Exercise description.
Make an exact copy of the records, with the pictures left out.

Supplied entries.
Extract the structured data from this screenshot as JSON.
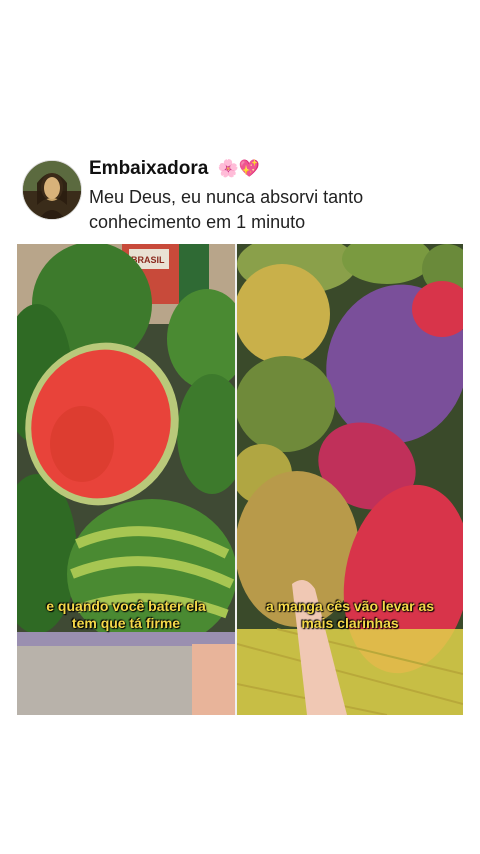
{
  "post": {
    "author_name": "Embaixadora",
    "author_emojis": "🌸💖",
    "caption_line1": "Meu Deus, eu nunca absorvi tanto",
    "caption_line2": "conhecimento em 1 minuto"
  },
  "video": {
    "left_panel": {
      "subtitle_line1": "e quando você bater ela",
      "subtitle_line2": "tem que tá firme",
      "crate_label": "BRASIL"
    },
    "right_panel": {
      "subtitle_line1": "a manga cês vão levar as",
      "subtitle_line2": "mais clarinhas"
    }
  },
  "colors": {
    "subtitle": "#f5d94a",
    "watermelon_flesh": "#e8433a",
    "mango_red": "#d8344a",
    "mango_purple": "#7a4f9a"
  }
}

Solution to this exercise.
Extract the structured data from this screenshot as JSON.
{
  "post": {
    "author_name": "Embaixadora",
    "author_emojis": "🌸💖",
    "caption_line1": "Meu Deus, eu nunca absorvi tanto",
    "caption_line2": "conhecimento em 1 minuto"
  },
  "video": {
    "left_panel": {
      "subtitle_line1": "e quando você bater ela",
      "subtitle_line2": "tem que tá firme",
      "crate_label": "BRASIL"
    },
    "right_panel": {
      "subtitle_line1": "a manga cês vão levar as",
      "subtitle_line2": "mais clarinhas"
    }
  },
  "colors": {
    "subtitle": "#f5d94a",
    "watermelon_flesh": "#e8433a",
    "mango_red": "#d8344a",
    "mango_purple": "#7a4f9a"
  }
}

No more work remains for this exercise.